◆ Given task
From the entries below, copy every line holding the word "down".

[start Recorded data]

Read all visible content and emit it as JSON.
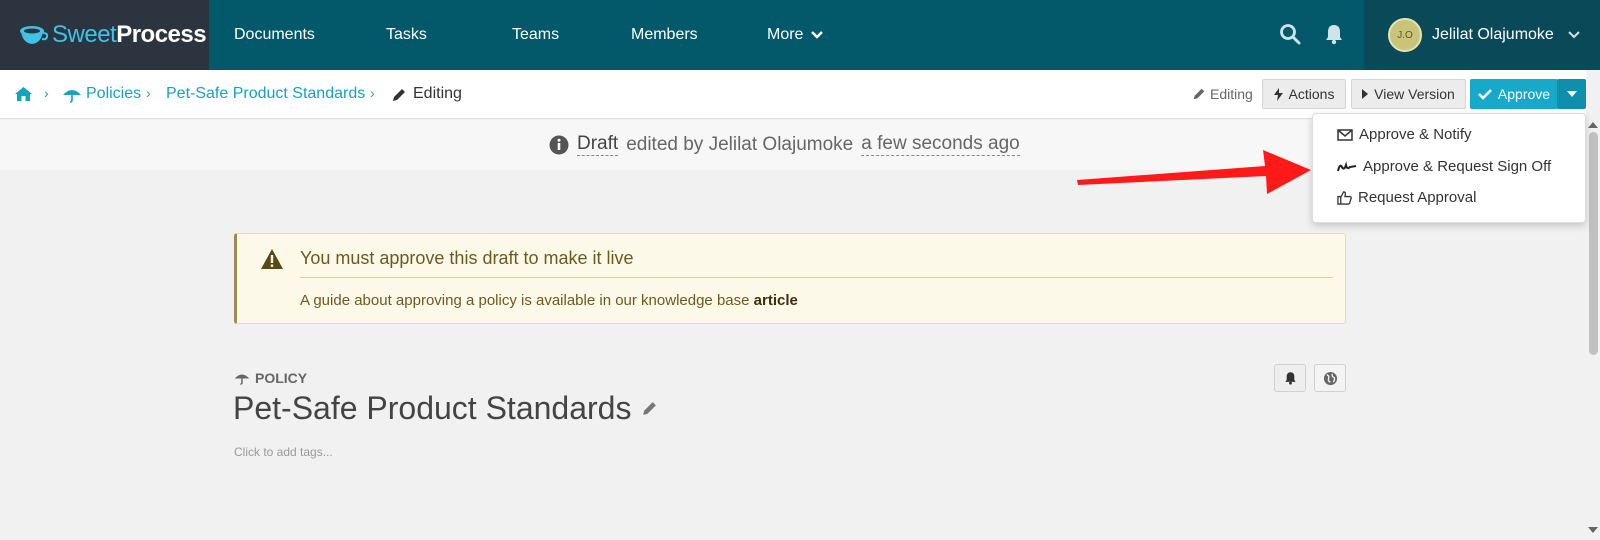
{
  "app": {
    "logo_sweet": "Sweet",
    "logo_process": "Process"
  },
  "nav": {
    "items": [
      "Documents",
      "Tasks",
      "Teams",
      "Members",
      "More"
    ],
    "user_name": "Jelilat Olajumoke",
    "avatar_text": "J.O"
  },
  "breadcrumb": {
    "policies": "Policies",
    "document": "Pet-Safe Product Standards",
    "current": "Editing"
  },
  "toolbar": {
    "status": "Editing",
    "actions": "Actions",
    "view_version": "View Version",
    "approve": "Approve"
  },
  "approve_menu": {
    "items": [
      "Approve & Notify",
      "Approve & Request Sign Off",
      "Request Approval"
    ]
  },
  "draft_line": {
    "draft": "Draft",
    "edited_by": "edited by Jelilat Olajumoke",
    "when": "a few seconds ago"
  },
  "warning": {
    "title": "You must approve this draft to make it live",
    "body": "A guide about approving a policy is available in our knowledge base",
    "link": "article"
  },
  "policy": {
    "type_label": "POLICY",
    "title": "Pet-Safe Product Standards",
    "tags_placeholder": "Click to add tags..."
  },
  "colors": {
    "nav_bg": "#03586a",
    "accent": "#17a9c9",
    "arrow": "#ff0000"
  }
}
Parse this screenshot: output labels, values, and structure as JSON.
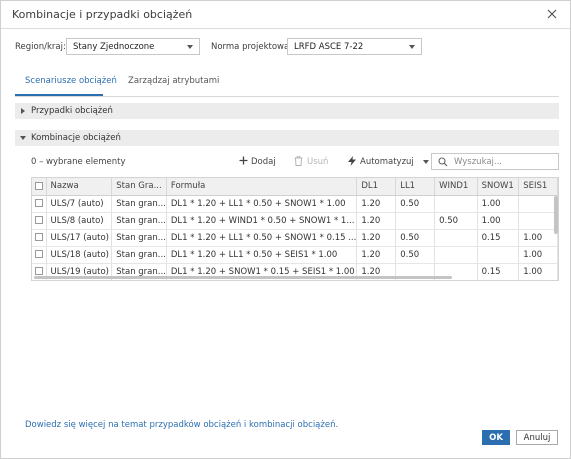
{
  "dialog": {
    "title": "Kombinacje i przypadki obciążeń"
  },
  "form": {
    "region_label": "Region/kraj:",
    "region_value": "Stany Zjednoczone",
    "code_label": "Norma projektowa:",
    "code_value": "LRFD ASCE 7-22"
  },
  "tabs": [
    {
      "label": "Scenariusze obciążeń",
      "active": true
    },
    {
      "label": "Zarządzaj atrybutami",
      "active": false
    }
  ],
  "sections": {
    "cases_label": "Przypadki obciążeń",
    "combos_label": "Kombinacje obciążeń"
  },
  "toolbar": {
    "selected_count": "0 – wybrane elementy",
    "add_label": "Dodaj",
    "remove_label": "Usuń",
    "automate_label": "Automatyzuj",
    "search_placeholder": "Wyszukaj..."
  },
  "table": {
    "columns": [
      "Nazwa",
      "Stan Gra...",
      "Formuła",
      "DL1",
      "LL1",
      "WIND1",
      "SNOW1",
      "SEIS1"
    ],
    "rows": [
      [
        "ULS/7 (auto)",
        "Stan gran...",
        "DL1 * 1.20 + LL1 * 0.50 + SNOW1 * 1.00",
        "1.20",
        "0.50",
        "",
        "1.00",
        ""
      ],
      [
        "ULS/8 (auto)",
        "Stan gran...",
        "DL1 * 1.20 + WIND1 * 0.50 + SNOW1 * 1...",
        "1.20",
        "",
        "0.50",
        "1.00",
        ""
      ],
      [
        "ULS/17 (auto)",
        "Stan gran...",
        "DL1 * 1.20 + LL1 * 0.50 + SNOW1 * 0.15 ...",
        "1.20",
        "0.50",
        "",
        "0.15",
        "1.00"
      ],
      [
        "ULS/18 (auto)",
        "Stan gran...",
        "DL1 * 1.20 + LL1 * 0.50 + SEIS1 * 1.00",
        "1.20",
        "0.50",
        "",
        "",
        "1.00"
      ],
      [
        "ULS/19 (auto)",
        "Stan gran...",
        "DL1 * 1.20 + SNOW1 * 0.15 + SEIS1 * 1.00",
        "1.20",
        "",
        "",
        "0.15",
        "1.00"
      ]
    ]
  },
  "footer": {
    "link_text": "Dowiedz się więcej na temat przypadków obciążeń i kombinacji obciążeń.",
    "ok_label": "OK",
    "cancel_label": "Anuluj"
  },
  "colors": {
    "accent": "#2c6fb1",
    "section_bg": "#ececec",
    "header_bg": "#f0f0f0"
  },
  "icons": [
    "close-icon",
    "chevron-down-icon",
    "triangle-right-icon",
    "triangle-down-icon",
    "plus-icon",
    "trash-icon",
    "lightning-icon",
    "search-icon",
    "checkbox-icon"
  ]
}
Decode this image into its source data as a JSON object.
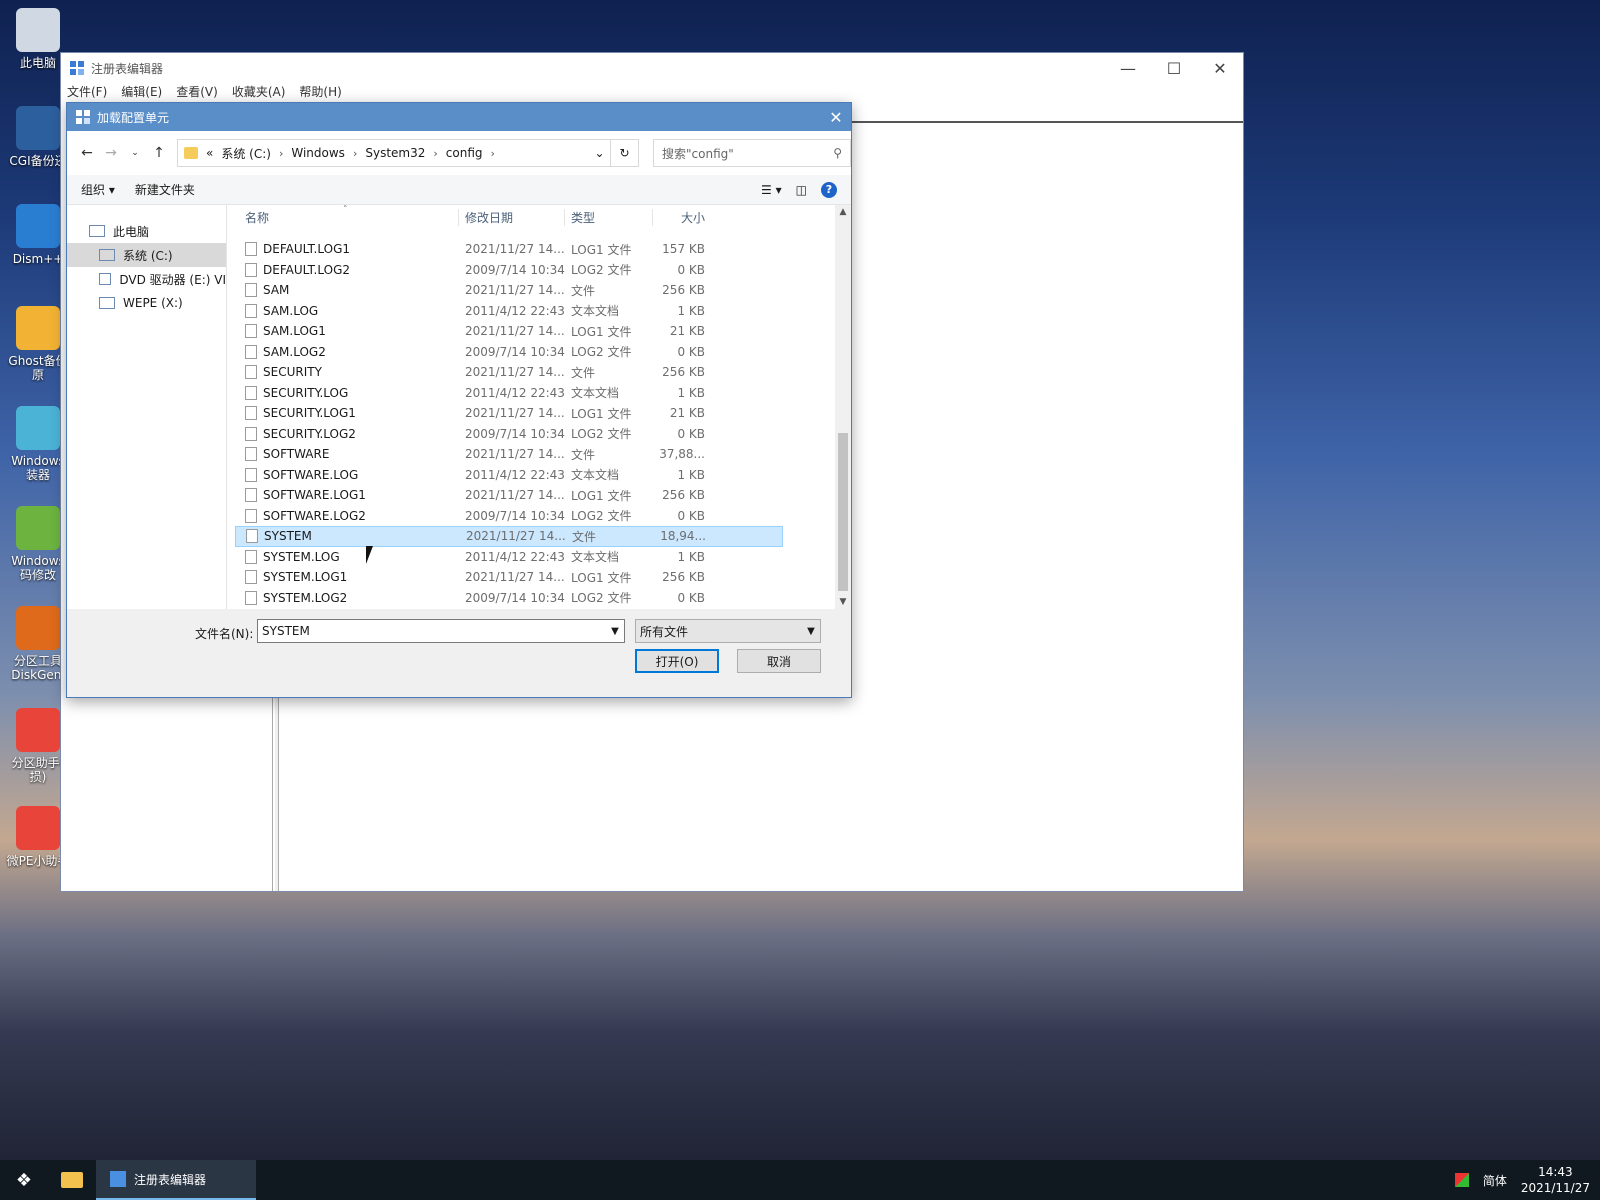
{
  "desktop": {
    "icons": [
      {
        "label": "此电脑"
      },
      {
        "label": "CGI备份还"
      },
      {
        "label": "Dism++"
      },
      {
        "label": "Ghost备份\n原"
      },
      {
        "label": "Windows\n装器"
      },
      {
        "label": "Windows\n码修改"
      },
      {
        "label": "分区工具\nDiskGeni"
      },
      {
        "label": "分区助手(\n损)"
      },
      {
        "label": "微PE小助手"
      }
    ]
  },
  "regedit": {
    "title": "注册表编辑器",
    "menu": [
      "文件(F)",
      "编辑(E)",
      "查看(V)",
      "收藏夹(A)",
      "帮助(H)"
    ]
  },
  "dialog": {
    "title": "加载配置单元",
    "close": "✕",
    "breadcrumb": {
      "lead": "«",
      "parts": [
        "系统 (C:)",
        "Windows",
        "System32",
        "config"
      ]
    },
    "search_placeholder": "搜索\"config\"",
    "toolbar": {
      "organize": "组织 ▾",
      "new_folder": "新建文件夹"
    },
    "nav": [
      {
        "label": "此电脑",
        "selected": false
      },
      {
        "label": "系统 (C:)",
        "selected": true
      },
      {
        "label": "DVD 驱动器 (E:) VI",
        "selected": false
      },
      {
        "label": "WEPE (X:)",
        "selected": false
      }
    ],
    "columns": {
      "name": "名称",
      "date": "修改日期",
      "type": "类型",
      "size": "大小"
    },
    "files": [
      {
        "name": "DEFAULT.LOG1",
        "date": "2021/11/27 14...",
        "type": "LOG1 文件",
        "size": "157 KB",
        "selected": false
      },
      {
        "name": "DEFAULT.LOG2",
        "date": "2009/7/14 10:34",
        "type": "LOG2 文件",
        "size": "0 KB",
        "selected": false
      },
      {
        "name": "SAM",
        "date": "2021/11/27 14...",
        "type": "文件",
        "size": "256 KB",
        "selected": false
      },
      {
        "name": "SAM.LOG",
        "date": "2011/4/12 22:43",
        "type": "文本文档",
        "size": "1 KB",
        "selected": false
      },
      {
        "name": "SAM.LOG1",
        "date": "2021/11/27 14...",
        "type": "LOG1 文件",
        "size": "21 KB",
        "selected": false
      },
      {
        "name": "SAM.LOG2",
        "date": "2009/7/14 10:34",
        "type": "LOG2 文件",
        "size": "0 KB",
        "selected": false
      },
      {
        "name": "SECURITY",
        "date": "2021/11/27 14...",
        "type": "文件",
        "size": "256 KB",
        "selected": false
      },
      {
        "name": "SECURITY.LOG",
        "date": "2011/4/12 22:43",
        "type": "文本文档",
        "size": "1 KB",
        "selected": false
      },
      {
        "name": "SECURITY.LOG1",
        "date": "2021/11/27 14...",
        "type": "LOG1 文件",
        "size": "21 KB",
        "selected": false
      },
      {
        "name": "SECURITY.LOG2",
        "date": "2009/7/14 10:34",
        "type": "LOG2 文件",
        "size": "0 KB",
        "selected": false
      },
      {
        "name": "SOFTWARE",
        "date": "2021/11/27 14...",
        "type": "文件",
        "size": "37,88...",
        "selected": false
      },
      {
        "name": "SOFTWARE.LOG",
        "date": "2011/4/12 22:43",
        "type": "文本文档",
        "size": "1 KB",
        "selected": false
      },
      {
        "name": "SOFTWARE.LOG1",
        "date": "2021/11/27 14...",
        "type": "LOG1 文件",
        "size": "256 KB",
        "selected": false
      },
      {
        "name": "SOFTWARE.LOG2",
        "date": "2009/7/14 10:34",
        "type": "LOG2 文件",
        "size": "0 KB",
        "selected": false
      },
      {
        "name": "SYSTEM",
        "date": "2021/11/27 14...",
        "type": "文件",
        "size": "18,94...",
        "selected": true
      },
      {
        "name": "SYSTEM.LOG",
        "date": "2011/4/12 22:43",
        "type": "文本文档",
        "size": "1 KB",
        "selected": false
      },
      {
        "name": "SYSTEM.LOG1",
        "date": "2021/11/27 14...",
        "type": "LOG1 文件",
        "size": "256 KB",
        "selected": false
      },
      {
        "name": "SYSTEM.LOG2",
        "date": "2009/7/14 10:34",
        "type": "LOG2 文件",
        "size": "0 KB",
        "selected": false
      }
    ],
    "filename_label": "文件名(N):",
    "filename_value": "SYSTEM",
    "filetype_value": "所有文件",
    "open_label": "打开(O)",
    "cancel_label": "取消"
  },
  "taskbar": {
    "app_label": "注册表编辑器",
    "ime": "简体",
    "time": "14:43",
    "date": "2021/11/27"
  },
  "colors": {
    "accent": "#0078d7",
    "selection": "#cce8ff",
    "dialog_title": "#5a8ec8"
  }
}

[end Recorded data]

◆ Output of the task
    "chevron-down-icon",
    "triangle-down-icon",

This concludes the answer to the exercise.